=== Excerpted records ===
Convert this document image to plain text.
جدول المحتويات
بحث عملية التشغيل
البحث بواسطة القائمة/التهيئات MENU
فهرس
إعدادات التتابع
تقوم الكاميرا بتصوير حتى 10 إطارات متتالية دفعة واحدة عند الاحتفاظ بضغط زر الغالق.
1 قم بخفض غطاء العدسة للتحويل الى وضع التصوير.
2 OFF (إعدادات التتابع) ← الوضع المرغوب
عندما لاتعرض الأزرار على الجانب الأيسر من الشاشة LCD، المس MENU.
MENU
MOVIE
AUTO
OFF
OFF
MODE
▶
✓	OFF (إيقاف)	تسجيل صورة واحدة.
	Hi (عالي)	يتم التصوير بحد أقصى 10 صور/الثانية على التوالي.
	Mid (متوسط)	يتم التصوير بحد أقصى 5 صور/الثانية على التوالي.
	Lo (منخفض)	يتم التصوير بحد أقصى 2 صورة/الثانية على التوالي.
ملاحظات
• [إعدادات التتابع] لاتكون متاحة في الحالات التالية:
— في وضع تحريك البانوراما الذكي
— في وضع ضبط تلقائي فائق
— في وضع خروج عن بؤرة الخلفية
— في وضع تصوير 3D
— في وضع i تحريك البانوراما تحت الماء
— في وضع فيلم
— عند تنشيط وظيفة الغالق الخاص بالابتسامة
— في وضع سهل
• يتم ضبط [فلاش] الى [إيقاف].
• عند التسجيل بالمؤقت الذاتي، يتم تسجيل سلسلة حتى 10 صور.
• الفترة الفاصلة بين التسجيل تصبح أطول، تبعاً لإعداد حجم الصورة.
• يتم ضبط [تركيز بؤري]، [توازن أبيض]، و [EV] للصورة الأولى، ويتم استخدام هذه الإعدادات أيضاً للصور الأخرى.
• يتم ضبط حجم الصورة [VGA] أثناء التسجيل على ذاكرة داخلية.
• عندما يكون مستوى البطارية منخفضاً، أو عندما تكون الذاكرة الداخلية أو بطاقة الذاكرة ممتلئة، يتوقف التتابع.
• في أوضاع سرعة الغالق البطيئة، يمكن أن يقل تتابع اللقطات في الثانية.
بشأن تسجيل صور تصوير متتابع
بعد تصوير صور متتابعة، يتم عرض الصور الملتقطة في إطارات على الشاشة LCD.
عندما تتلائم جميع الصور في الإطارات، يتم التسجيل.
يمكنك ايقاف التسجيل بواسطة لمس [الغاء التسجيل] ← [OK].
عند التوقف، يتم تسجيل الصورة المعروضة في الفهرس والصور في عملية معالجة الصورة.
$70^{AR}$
===
* **Exercise details**: Copy out every line with the word "التتابع".

* **Task result**:
إعدادات التتابع
2 OFF (إعدادات التتابع) ← الوضع المرغوب
• [إعدادات التتابع] لاتكون متاحة في الحالات التالية:
• عندما يكون مستوى البطارية منخفضاً، أو عندما تكون الذاكرة الداخلية أو بطاقة الذاكرة ممتلئة، يتوقف التتابع.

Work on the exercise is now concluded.